======== DATASET ========

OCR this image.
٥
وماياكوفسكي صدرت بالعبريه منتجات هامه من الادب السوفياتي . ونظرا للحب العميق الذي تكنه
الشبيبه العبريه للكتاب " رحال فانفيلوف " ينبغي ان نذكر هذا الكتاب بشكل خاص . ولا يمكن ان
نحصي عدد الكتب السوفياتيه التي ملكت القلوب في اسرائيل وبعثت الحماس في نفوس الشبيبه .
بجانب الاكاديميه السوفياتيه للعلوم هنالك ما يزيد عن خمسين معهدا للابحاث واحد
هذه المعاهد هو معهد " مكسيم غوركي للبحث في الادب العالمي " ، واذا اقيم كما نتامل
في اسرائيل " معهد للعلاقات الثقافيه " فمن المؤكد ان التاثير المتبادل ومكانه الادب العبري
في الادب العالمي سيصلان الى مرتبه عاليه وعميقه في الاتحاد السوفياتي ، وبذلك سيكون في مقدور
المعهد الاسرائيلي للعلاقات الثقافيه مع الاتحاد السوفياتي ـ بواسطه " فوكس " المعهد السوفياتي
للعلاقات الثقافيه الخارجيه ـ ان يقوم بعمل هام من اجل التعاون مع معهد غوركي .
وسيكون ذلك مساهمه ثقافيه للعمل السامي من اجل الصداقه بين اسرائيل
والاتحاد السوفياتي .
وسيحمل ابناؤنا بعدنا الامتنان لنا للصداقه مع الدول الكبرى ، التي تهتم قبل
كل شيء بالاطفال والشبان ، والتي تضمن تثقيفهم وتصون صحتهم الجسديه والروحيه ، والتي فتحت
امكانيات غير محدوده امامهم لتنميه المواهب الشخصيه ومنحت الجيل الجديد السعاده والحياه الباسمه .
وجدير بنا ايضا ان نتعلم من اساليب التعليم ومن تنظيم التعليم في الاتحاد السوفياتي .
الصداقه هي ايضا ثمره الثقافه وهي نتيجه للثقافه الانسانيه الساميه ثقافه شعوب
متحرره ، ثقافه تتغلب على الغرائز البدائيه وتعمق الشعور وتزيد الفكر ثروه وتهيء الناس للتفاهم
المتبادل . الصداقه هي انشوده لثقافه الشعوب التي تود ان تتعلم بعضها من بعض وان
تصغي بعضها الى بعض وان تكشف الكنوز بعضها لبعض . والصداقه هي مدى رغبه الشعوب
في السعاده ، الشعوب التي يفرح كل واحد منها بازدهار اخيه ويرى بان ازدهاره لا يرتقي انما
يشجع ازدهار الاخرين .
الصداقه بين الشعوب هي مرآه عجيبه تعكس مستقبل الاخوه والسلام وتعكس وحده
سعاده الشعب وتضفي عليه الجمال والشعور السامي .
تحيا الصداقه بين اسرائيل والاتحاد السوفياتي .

========

SHORT TASK: Looking back at the lines above, state how many contain the word "غوركي", and supply nothing besides the number.

FINAL RESULT: 2